BEGIN RAW RECORDS
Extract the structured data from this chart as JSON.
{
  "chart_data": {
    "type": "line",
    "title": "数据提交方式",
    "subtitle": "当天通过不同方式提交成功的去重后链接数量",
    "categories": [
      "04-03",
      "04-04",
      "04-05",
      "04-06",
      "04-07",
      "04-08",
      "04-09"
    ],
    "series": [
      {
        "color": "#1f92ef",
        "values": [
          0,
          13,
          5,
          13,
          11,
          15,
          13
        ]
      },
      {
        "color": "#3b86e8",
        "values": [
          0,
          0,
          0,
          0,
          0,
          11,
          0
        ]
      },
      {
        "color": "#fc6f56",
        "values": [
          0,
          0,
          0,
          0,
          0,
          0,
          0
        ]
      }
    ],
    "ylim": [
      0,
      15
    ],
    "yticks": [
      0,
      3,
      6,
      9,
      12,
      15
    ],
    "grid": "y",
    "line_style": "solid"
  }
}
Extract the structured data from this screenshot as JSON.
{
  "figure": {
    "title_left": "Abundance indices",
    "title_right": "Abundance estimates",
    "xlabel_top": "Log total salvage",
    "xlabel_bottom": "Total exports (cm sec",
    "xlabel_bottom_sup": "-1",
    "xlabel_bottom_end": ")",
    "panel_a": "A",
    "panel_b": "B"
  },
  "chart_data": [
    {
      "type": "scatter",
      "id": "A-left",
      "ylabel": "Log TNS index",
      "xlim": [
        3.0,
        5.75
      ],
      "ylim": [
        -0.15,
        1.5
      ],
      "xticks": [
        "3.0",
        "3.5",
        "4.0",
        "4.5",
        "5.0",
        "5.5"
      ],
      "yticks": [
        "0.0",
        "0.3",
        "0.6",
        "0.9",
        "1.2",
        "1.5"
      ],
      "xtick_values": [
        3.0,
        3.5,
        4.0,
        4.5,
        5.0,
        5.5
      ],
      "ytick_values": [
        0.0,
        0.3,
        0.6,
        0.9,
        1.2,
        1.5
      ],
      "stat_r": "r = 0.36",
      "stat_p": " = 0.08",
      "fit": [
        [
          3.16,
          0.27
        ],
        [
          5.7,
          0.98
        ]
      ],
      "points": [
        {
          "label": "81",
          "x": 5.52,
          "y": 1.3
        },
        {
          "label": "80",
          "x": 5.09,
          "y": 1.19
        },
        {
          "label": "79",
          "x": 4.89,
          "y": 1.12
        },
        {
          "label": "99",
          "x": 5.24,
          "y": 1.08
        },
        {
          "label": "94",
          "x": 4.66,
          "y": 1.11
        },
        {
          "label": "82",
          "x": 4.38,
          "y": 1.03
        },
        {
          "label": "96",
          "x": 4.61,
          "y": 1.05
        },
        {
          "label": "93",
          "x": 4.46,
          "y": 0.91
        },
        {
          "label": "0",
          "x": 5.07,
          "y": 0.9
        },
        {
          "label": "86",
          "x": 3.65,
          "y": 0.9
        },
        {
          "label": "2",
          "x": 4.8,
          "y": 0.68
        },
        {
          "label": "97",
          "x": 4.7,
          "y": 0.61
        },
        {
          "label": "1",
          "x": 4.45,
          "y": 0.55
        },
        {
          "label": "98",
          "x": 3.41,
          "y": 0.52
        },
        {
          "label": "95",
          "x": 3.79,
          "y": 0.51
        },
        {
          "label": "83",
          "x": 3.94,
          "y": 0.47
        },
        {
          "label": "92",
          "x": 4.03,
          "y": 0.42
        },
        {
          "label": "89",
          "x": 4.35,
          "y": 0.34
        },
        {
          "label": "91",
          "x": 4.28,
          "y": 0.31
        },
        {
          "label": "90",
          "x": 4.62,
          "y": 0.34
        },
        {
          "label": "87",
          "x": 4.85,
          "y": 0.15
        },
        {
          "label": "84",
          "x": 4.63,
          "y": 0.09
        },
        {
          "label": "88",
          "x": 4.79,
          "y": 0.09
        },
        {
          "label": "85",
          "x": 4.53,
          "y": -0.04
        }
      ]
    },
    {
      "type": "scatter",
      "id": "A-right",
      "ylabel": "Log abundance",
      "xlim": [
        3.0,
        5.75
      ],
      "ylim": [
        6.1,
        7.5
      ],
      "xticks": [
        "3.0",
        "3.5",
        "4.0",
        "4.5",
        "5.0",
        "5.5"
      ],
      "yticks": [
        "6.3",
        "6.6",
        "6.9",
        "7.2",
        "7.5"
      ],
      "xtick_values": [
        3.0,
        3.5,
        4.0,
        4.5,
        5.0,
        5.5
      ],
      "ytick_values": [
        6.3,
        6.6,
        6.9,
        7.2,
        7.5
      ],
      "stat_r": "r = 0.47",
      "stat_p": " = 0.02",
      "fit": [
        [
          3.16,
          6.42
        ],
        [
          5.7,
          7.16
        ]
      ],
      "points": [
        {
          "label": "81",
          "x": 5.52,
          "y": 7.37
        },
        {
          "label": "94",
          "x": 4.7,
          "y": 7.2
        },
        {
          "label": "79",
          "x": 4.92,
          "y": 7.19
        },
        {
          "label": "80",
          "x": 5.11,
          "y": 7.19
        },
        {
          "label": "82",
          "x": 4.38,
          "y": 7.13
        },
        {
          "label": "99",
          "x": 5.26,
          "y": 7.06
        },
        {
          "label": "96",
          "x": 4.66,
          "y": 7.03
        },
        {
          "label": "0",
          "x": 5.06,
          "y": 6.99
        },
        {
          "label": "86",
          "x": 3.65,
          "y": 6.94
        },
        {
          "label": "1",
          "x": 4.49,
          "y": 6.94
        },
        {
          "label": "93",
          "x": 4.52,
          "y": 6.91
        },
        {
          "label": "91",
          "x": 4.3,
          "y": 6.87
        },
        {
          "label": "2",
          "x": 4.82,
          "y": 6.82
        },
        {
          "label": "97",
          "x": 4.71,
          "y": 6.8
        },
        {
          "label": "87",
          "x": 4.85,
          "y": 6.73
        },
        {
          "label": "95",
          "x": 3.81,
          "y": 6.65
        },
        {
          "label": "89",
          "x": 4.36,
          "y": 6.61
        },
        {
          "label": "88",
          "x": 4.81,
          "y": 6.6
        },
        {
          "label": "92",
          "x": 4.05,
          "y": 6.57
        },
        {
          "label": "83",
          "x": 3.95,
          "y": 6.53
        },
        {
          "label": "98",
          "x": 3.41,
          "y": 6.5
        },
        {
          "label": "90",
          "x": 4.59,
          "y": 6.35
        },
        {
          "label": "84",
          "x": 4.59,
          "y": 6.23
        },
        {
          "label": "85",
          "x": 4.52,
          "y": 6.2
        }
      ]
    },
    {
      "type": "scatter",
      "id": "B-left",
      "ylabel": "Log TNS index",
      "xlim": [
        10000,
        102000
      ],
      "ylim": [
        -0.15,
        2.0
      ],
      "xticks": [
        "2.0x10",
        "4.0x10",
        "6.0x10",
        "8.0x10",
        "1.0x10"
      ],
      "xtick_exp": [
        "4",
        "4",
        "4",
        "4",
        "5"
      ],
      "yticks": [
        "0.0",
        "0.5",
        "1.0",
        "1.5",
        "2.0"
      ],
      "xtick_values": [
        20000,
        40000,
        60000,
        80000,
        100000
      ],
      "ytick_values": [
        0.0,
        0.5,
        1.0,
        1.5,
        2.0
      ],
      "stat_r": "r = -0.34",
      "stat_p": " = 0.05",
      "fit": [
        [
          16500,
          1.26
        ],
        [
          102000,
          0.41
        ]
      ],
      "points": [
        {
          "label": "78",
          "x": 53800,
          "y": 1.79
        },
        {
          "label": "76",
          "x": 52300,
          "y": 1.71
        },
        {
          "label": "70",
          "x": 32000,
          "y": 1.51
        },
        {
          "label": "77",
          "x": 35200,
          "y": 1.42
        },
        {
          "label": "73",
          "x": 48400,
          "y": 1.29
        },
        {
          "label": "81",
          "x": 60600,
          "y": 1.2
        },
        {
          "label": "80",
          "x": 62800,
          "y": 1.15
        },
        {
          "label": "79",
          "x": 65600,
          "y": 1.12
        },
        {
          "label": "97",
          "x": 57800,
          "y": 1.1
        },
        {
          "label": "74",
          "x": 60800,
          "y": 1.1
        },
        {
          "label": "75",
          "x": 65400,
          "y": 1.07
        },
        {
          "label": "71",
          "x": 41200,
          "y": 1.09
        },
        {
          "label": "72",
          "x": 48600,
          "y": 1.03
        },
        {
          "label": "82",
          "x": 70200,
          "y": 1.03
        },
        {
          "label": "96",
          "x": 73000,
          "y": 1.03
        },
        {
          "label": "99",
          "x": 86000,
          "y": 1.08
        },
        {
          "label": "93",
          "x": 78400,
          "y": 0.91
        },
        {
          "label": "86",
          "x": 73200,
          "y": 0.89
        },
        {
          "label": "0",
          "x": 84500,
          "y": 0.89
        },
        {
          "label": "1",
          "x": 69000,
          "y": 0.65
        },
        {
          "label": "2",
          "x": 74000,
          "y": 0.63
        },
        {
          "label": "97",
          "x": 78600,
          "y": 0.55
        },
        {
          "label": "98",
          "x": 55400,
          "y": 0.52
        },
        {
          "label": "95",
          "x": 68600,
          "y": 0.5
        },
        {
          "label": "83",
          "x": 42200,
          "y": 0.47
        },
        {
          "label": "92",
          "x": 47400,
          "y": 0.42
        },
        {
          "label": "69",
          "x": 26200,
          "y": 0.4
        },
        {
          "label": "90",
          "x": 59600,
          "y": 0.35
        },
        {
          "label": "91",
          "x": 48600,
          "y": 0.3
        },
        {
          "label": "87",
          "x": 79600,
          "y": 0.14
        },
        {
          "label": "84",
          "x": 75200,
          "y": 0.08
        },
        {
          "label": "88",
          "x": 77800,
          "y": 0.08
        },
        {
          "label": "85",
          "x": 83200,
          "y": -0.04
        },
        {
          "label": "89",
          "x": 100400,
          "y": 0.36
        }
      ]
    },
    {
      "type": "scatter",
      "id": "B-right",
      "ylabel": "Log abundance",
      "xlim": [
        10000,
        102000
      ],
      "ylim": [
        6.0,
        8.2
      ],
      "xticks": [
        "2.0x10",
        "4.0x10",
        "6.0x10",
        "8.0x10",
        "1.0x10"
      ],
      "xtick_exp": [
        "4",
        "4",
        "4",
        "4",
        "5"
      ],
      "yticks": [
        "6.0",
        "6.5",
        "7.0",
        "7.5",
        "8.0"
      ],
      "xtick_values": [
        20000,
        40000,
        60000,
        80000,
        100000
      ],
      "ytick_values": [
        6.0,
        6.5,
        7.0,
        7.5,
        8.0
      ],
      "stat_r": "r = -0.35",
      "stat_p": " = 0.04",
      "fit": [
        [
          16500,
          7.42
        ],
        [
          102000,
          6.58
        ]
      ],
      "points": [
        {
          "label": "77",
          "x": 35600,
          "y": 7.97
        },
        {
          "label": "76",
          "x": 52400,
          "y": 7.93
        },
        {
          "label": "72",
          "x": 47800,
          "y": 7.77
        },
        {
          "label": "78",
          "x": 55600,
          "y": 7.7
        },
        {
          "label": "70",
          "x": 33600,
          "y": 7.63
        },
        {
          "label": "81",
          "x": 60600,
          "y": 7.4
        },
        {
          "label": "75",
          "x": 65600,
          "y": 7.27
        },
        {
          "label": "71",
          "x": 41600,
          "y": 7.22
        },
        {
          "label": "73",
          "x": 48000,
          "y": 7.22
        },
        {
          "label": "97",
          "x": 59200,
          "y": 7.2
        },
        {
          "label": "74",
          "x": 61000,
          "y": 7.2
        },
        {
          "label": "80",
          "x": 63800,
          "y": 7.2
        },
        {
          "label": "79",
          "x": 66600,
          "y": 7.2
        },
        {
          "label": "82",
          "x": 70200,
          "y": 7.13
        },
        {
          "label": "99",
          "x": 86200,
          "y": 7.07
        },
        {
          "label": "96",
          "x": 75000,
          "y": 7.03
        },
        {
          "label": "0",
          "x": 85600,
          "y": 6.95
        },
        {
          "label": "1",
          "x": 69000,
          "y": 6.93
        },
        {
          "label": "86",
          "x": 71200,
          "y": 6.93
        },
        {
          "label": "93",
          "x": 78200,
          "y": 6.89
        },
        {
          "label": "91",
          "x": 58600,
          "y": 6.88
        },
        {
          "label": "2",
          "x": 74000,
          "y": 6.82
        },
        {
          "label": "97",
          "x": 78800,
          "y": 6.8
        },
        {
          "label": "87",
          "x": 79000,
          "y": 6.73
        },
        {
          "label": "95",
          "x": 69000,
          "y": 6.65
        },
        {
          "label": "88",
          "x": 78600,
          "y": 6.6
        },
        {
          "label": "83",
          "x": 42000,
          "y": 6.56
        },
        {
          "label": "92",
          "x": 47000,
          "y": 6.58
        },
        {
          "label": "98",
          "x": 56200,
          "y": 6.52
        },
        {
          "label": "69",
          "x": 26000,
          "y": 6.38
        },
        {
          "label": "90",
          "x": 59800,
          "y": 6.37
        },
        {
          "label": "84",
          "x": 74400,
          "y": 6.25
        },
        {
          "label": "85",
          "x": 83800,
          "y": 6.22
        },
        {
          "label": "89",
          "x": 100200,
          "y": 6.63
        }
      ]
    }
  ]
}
END RAW RECORDS
PROBLEM TO SOLVE: Go through the data above and find the lines with the word "this". Copy each of those lines.

IN RESPONSE:
Extract the structured data from this chart as JSON.
Extract the structured data from this screenshot as JSON.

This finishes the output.